Passage to read:
[Start of Attachment]

Jack Smith Files a Brief to SCOTUS Rejecting Trump's Immunity Defense
By: Charles P. Pierce (Esquire)
The special counsel filed a brief to the Supreme Court demolishing Trump's absurd immunity claims. It should be studied at every law school in the country.
By Charles P. PiercePublished: Apr 09, 2024 11:28 AM ESTSave ArticleThe Washington Post//Getty Images
On Monday night, special counsel Jack Smith sent a filing to the Supreme Court of the United States. It concerned a case that the court never should have taken up in the first place, since the basic cause of action is an absurd waste of time. The court documents say that the United States of America is the defendant in an action based on a theory of executive sovereignty that should have gone out with the Plantagenets. Yet here we are. On April 25, the court will hear oral arguments concerning the former president*'s contention that he is immune from prosecution for any action, no matter how criminal, that he may have taken during his four-year vandalism spree in the executive branch. Smith demolished this ridiculous contention with one line in his latest finding.

[End of Attachment]

Supplied material:

[Start of Attachment]

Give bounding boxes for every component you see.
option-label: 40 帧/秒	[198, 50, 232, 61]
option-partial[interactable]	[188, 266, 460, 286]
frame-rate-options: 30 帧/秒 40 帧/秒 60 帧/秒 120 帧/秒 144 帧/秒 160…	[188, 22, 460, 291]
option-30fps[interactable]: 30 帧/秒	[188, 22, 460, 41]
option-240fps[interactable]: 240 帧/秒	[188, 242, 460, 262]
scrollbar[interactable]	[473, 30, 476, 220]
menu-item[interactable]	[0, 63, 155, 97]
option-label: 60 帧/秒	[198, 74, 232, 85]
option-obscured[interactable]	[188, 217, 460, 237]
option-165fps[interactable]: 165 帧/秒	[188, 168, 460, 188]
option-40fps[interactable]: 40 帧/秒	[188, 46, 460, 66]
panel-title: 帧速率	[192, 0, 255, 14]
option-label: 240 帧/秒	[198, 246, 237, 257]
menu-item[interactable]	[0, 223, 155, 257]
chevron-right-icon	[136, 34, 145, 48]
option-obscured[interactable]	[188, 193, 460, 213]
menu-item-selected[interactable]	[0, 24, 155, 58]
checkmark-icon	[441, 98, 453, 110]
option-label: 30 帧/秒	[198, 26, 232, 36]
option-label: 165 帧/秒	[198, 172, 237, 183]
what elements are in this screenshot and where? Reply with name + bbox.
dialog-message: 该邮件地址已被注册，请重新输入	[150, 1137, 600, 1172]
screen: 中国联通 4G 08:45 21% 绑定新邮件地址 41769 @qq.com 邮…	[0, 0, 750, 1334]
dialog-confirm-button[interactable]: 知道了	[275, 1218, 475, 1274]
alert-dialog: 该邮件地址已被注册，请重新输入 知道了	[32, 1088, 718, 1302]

[End of Attachment]

Brief A:
Which people does the article on Jack Smith's Supreme Court brief name?
Brief B:
Can you pick up the article on Jack Smith's Supreme Court brief right after its last sentence and keep writing?

Task response A:
Jack Smith, Trump, Charles P. Pierce

Task response B:
The President's constitutional duty to take care that the laws be faithfully executed does not entail a general right to violate them.
That is the whole megillah right there in one simple, declarative sentence. That is the straight and true path out of the dark wonderland of delay that the former president* and his Double-A team of lawyers have spun around his crimes in office and his unseemly lust for authoritarian nirvana. (Question: Does this guy have a "seemly" lust for anything?) That is the lighted lane back to actual reality and blessed common sense.
Smith's filing is a classic bit of business—clearly written and scrupulously argued. It should be studied in every legal research class in every law school in the country. It leaves the carefully manufactured conservative majority on the court with no place to stand if they wish to accept this unlettered swill as a legitimate argument. Not that some of them—looking at you, Clarence and Sam—won't try to carve one out. But there is no way to do it that won't make them look (a) like tools of the MAGA mob and (b) unimaginably stupid. Teeth right to the bone.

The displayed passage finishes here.